** start of Provided information **

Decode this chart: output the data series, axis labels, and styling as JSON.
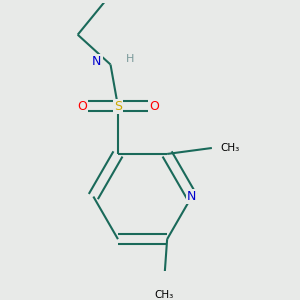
{
  "background_color": "#e8eae8",
  "atom_colors": {
    "C": "#000000",
    "N": "#0000cd",
    "O": "#ff0000",
    "S": "#ccaa00",
    "H": "#7a9a9a"
  },
  "bond_color": "#1a6a5a",
  "bond_width": 1.5,
  "figsize": [
    3.0,
    3.0
  ],
  "dpi": 100
}
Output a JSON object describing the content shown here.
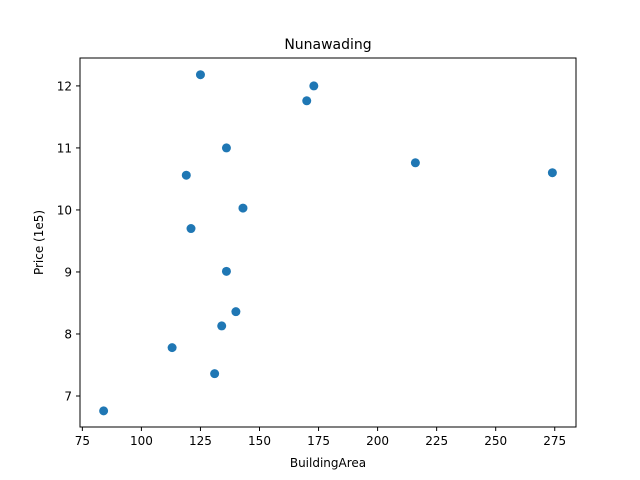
{
  "chart_data": {
    "type": "scatter",
    "title": "Nunawading",
    "xlabel": "BuildingArea",
    "ylabel": "Price (1e5)",
    "xlim": [
      74,
      284
    ],
    "ylim": [
      6.5,
      12.45
    ],
    "xticks": [
      75,
      100,
      125,
      150,
      175,
      200,
      225,
      250,
      275
    ],
    "yticks": [
      7,
      8,
      9,
      10,
      11,
      12
    ],
    "grid": false,
    "marker_color": "#1f77b4",
    "series": [
      {
        "points": [
          {
            "x": 84,
            "y": 6.76
          },
          {
            "x": 113,
            "y": 7.78
          },
          {
            "x": 119,
            "y": 10.56
          },
          {
            "x": 121,
            "y": 9.7
          },
          {
            "x": 125,
            "y": 12.18
          },
          {
            "x": 131,
            "y": 7.36
          },
          {
            "x": 134,
            "y": 8.13
          },
          {
            "x": 136,
            "y": 11.0
          },
          {
            "x": 136,
            "y": 9.01
          },
          {
            "x": 140,
            "y": 8.36
          },
          {
            "x": 143,
            "y": 10.03
          },
          {
            "x": 170,
            "y": 11.76
          },
          {
            "x": 173,
            "y": 12.0
          },
          {
            "x": 216,
            "y": 10.76
          },
          {
            "x": 274,
            "y": 10.6
          }
        ]
      }
    ]
  }
}
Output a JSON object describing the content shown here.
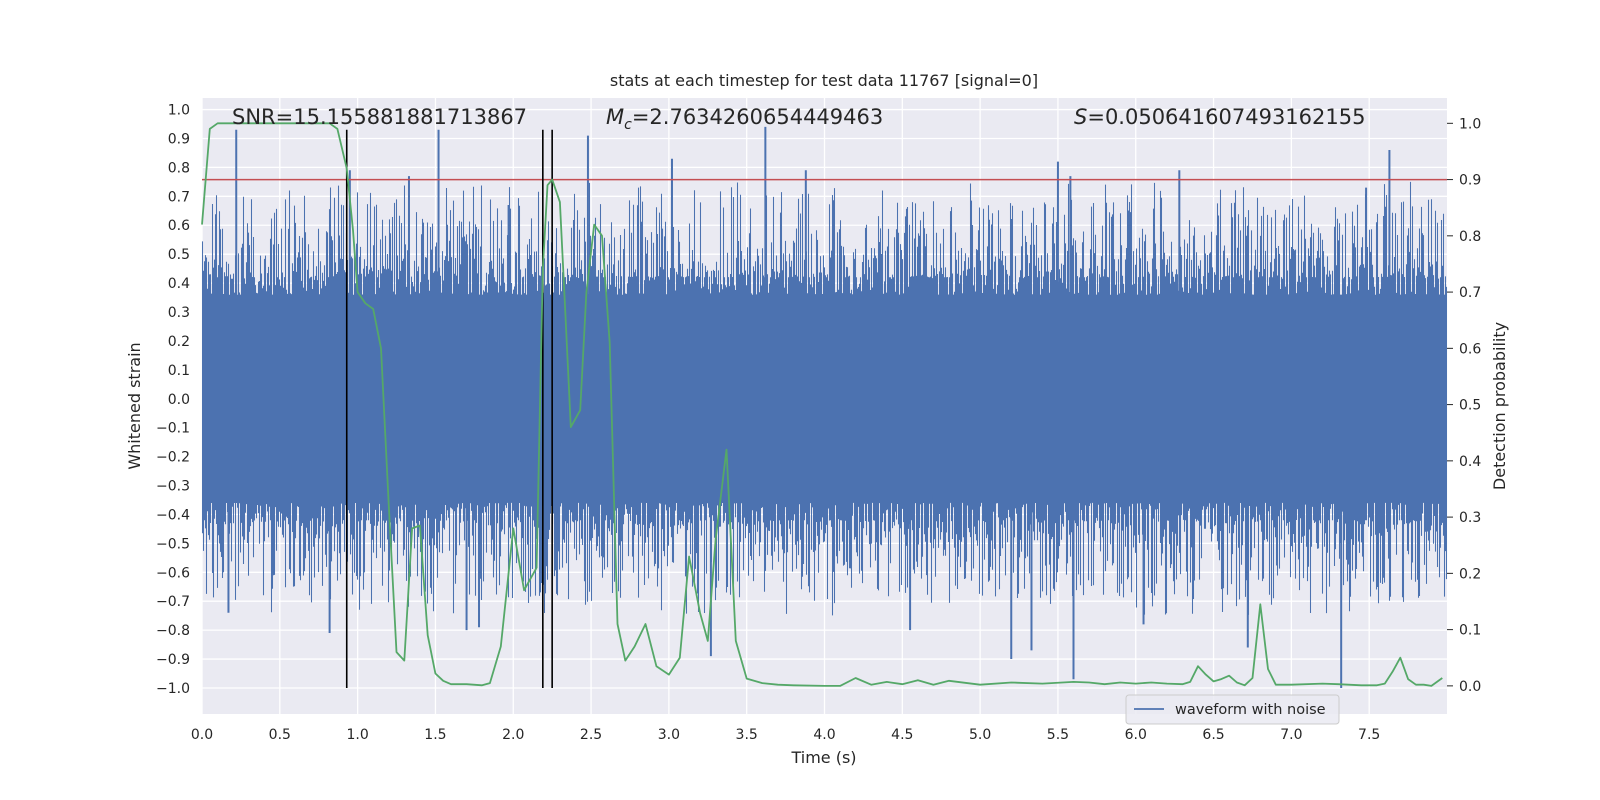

** end of Provided information **

- [What you have to do]:
Transcribe the full listing character for character. Pictures are excluded.

- [Result below]:
Decode this chart: output the data series, axis labels, and styling as JSON.
{
  "background_color": "#e8eae8",
  "atom_colors": {
    "C": "#000000",
    "N": "#0000cd",
    "O": "#ff0000",
    "S": "#ccaa00",
    "H": "#7a9a9a"
  },
  "bond_color": "#1a6a5a",
  "bond_width": 1.5,
  "figsize": [
    3.0,
    3.0
  ],
  "dpi": 100
}
Output a JSON object describing the content shown here.
{
  "chart_data": {
    "type": "scatter",
    "title": "Nunawading",
    "xlabel": "BuildingArea",
    "ylabel": "Price (1e5)",
    "xlim": [
      74,
      284
    ],
    "ylim": [
      6.5,
      12.45
    ],
    "xticks": [
      75,
      100,
      125,
      150,
      175,
      200,
      225,
      250,
      275
    ],
    "yticks": [
      7,
      8,
      9,
      10,
      11,
      12
    ],
    "grid": false,
    "marker_color": "#1f77b4",
    "series": [
      {
        "points": [
          {
            "x": 84,
            "y": 6.76
          },
          {
            "x": 113,
            "y": 7.78
          },
          {
            "x": 119,
            "y": 10.56
          },
          {
            "x": 121,
            "y": 9.7
          },
          {
            "x": 125,
            "y": 12.18
          },
          {
            "x": 131,
            "y": 7.36
          },
          {
            "x": 134,
            "y": 8.13
          },
          {
            "x": 136,
            "y": 11.0
          },
          {
            "x": 136,
            "y": 9.01
          },
          {
            "x": 140,
            "y": 8.36
          },
          {
            "x": 143,
            "y": 10.03
          },
          {
            "x": 170,
            "y": 11.76
          },
          {
            "x": 173,
            "y": 12.0
          },
          {
            "x": 216,
            "y": 10.76
          },
          {
            "x": 274,
            "y": 10.6
          }
        ]
      }
    ]
  }
}
Output a JSON object describing the content shown here.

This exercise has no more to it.